--- Directive ---
Every entry below must be repeated exactly; skip the pictures.

--- Input records ---

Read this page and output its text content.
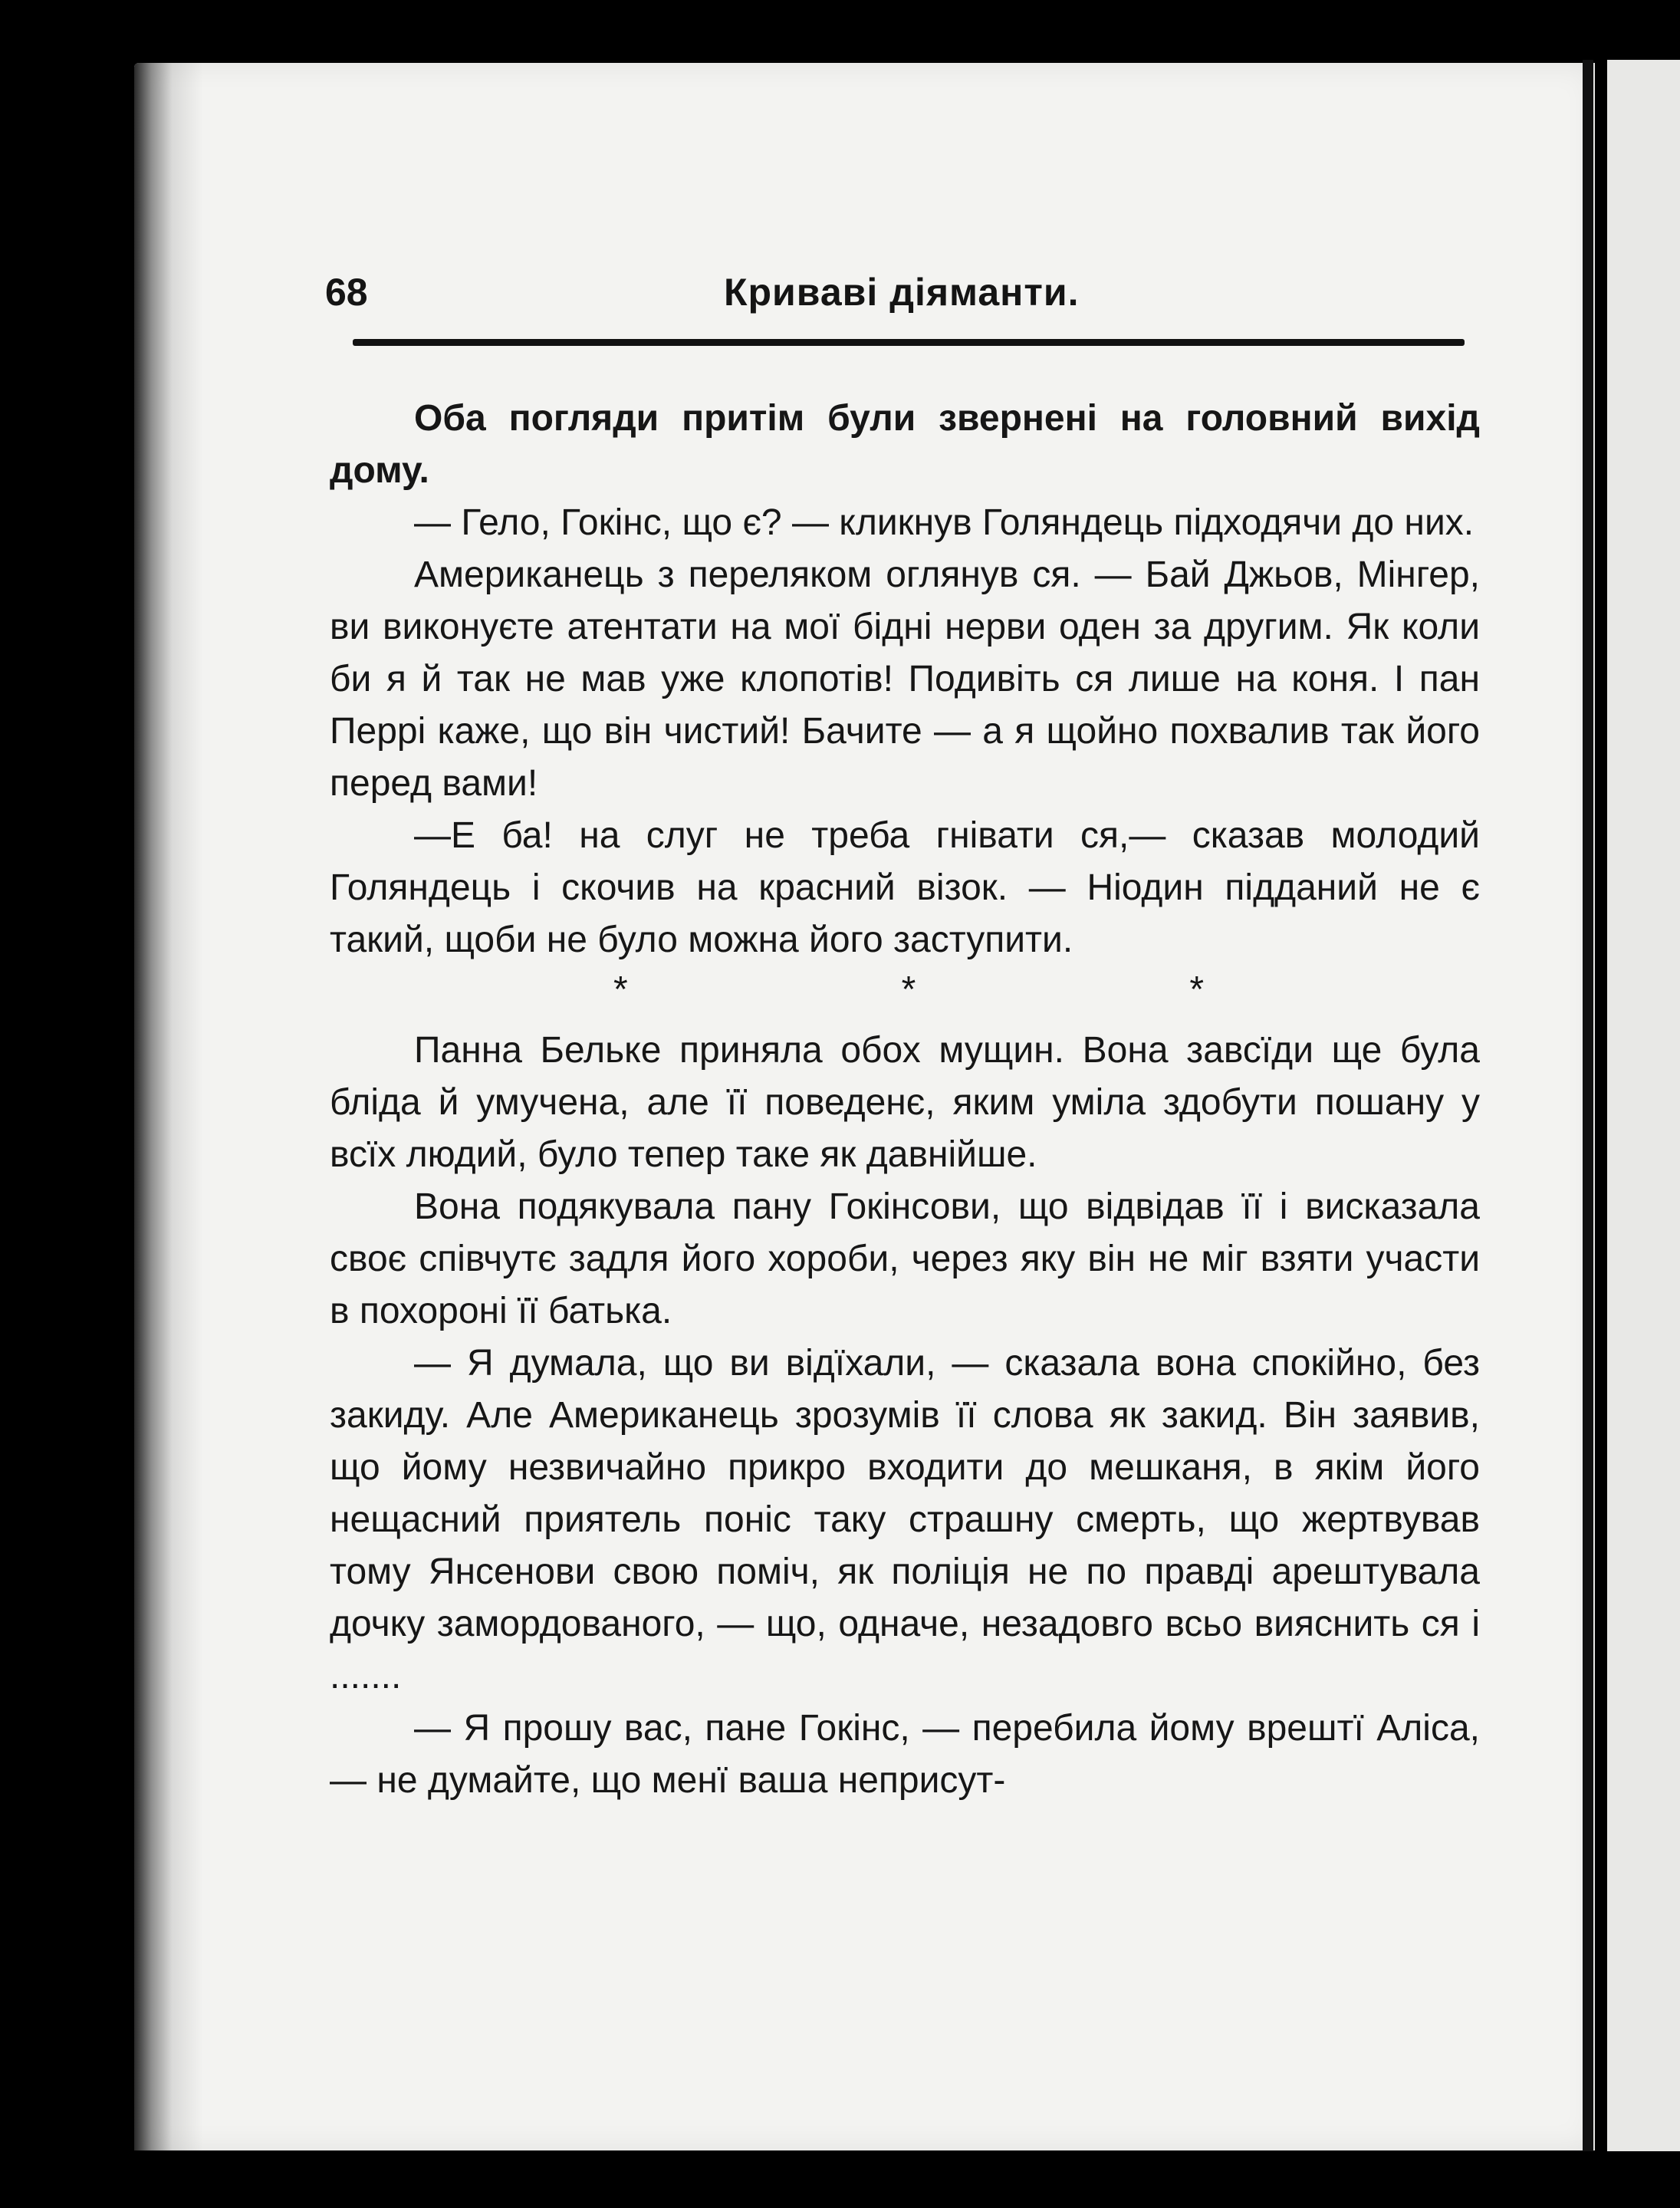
68	Криваві діяманти.

Оба погляди притім були звернені на головний вихід дому.

— Гело, Гокінс, що є? — кликнув Голяндець підходячи до них.

Американець з переляком оглянув ся. — Бай Джьов, Мінгер, ви виконуєте атентати на мої бідні нерви оден за другим. Як коли би я й так не мав уже клопотів! Подивіть ся лише на коня. І пан Перрі каже, що він чистий! Бачите — а я щойно похвалив так його перед вами!

—Е ба! на слуг не треба гнівати ся,— сказав молодий Голяндець і скочив на красний візок. — Ніодин підданий не є такий, щоби не було можна його заступити.

*	*	*

Панна Бельке приняла обох мущин. Вона завсїди ще була бліда й умучена, але її поведенє, яким уміла здобути пошану у всїх людий, було тепер таке як давнійше.

Вона подякувала пану Гокінсови, що відвідав її і висказала своє співчутє задля його хороби, через яку він не міг взяти участи в похороні її батька.

— Я думала, що ви відїхали, — сказала вона спокійно, без закиду. Але Американець зрозумів її слова як закид. Він заявив, що йому незвичайно прикро входити до мешканя, в якім його нещасний приятель поніс таку страшну смерть, що жертвував тому Янсенови свою поміч, як поліція не по правді арештувала дочку замордованого, — що, одначе, незадовго всьо вияснить ся і .......

— Я прошу вас, пане Гокінс, — перебила йому врештї Аліса, — не думайте, що менї ваша неприсут-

--- Answer for the task ---
Read this page and output its text content.
68	Криваві діяманти.

Оба погляди притім були звернені на головний вихід дому.

— Гело, Гокінс, що є? — кликнув Голяндець підходячи до них.

Американець з переляком оглянув ся. — Бай Джьов, Мінгер, ви виконуєте атентати на мої бідні нерви оден за другим. Як коли би я й так не мав уже клопотів! Подивіть ся лише на коня. І пан Перрі каже, що він чистий! Бачите — а я щойно похвалив так його перед вами!

—Е ба! на слуг не треба гнівати ся,— сказав молодий Голяндець і скочив на красний візок. — Ніодин підданий не є такий, щоби не було можна його заступити.

*	*	*

Панна Бельке приняла обох мущин. Вона завсїди ще була бліда й умучена, але її поведенє, яким уміла здобути пошану у всїх людий, було тепер таке як давнійше.

Вона подякувала пану Гокінсови, що відвідав її і висказала своє співчутє задля його хороби, через яку він не міг взяти участи в похороні її батька.

— Я думала, що ви відїхали, — сказала вона спокійно, без закиду. Але Американець зрозумів її слова як закид. Він заявив, що йому незвичайно прикро входити до мешканя, в якім його нещасний приятель поніс таку страшну смерть, що жертвував тому Янсенови свою поміч, як поліція не по правді арештувала дочку замордованого, — що, одначе, незадовго всьо вияснить ся і .......

— Я прошу вас, пане Гокінс, — перебила йому врештї Аліса, — не думайте, що менї ваша неприсут-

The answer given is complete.